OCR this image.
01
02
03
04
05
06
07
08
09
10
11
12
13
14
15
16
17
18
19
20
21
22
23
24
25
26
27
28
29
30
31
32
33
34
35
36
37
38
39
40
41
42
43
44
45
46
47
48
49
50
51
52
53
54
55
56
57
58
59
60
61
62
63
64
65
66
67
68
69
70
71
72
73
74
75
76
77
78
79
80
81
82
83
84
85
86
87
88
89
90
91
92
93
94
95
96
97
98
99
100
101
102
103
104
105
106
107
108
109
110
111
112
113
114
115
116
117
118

::::::

Instruction: Reproduce the material in full, with no word added or dropped.

Reply:
OCR this image.
01
02
03
04
05
06
07
08
09
10
11
12
13
14
15
16
17
18
19
20
21
22
23
24
25
26
27
28
29
30
31
32
33
34
35
36
37
38
39
40
41
42
43
44
45
46
47
48
49
50
51
52
53
54
55
56
57
58
59
60
61
62
63
64
65
66
67
68
69
70
71
72
73
74
75
76
77
78
79
80
81
82
83
84
85
86
87
88
89
90
91
92
93
94
95
96
97
98
99
100
101
102
103
104
105
106
107
108
109
110
111
112
113
114
115
116
117
118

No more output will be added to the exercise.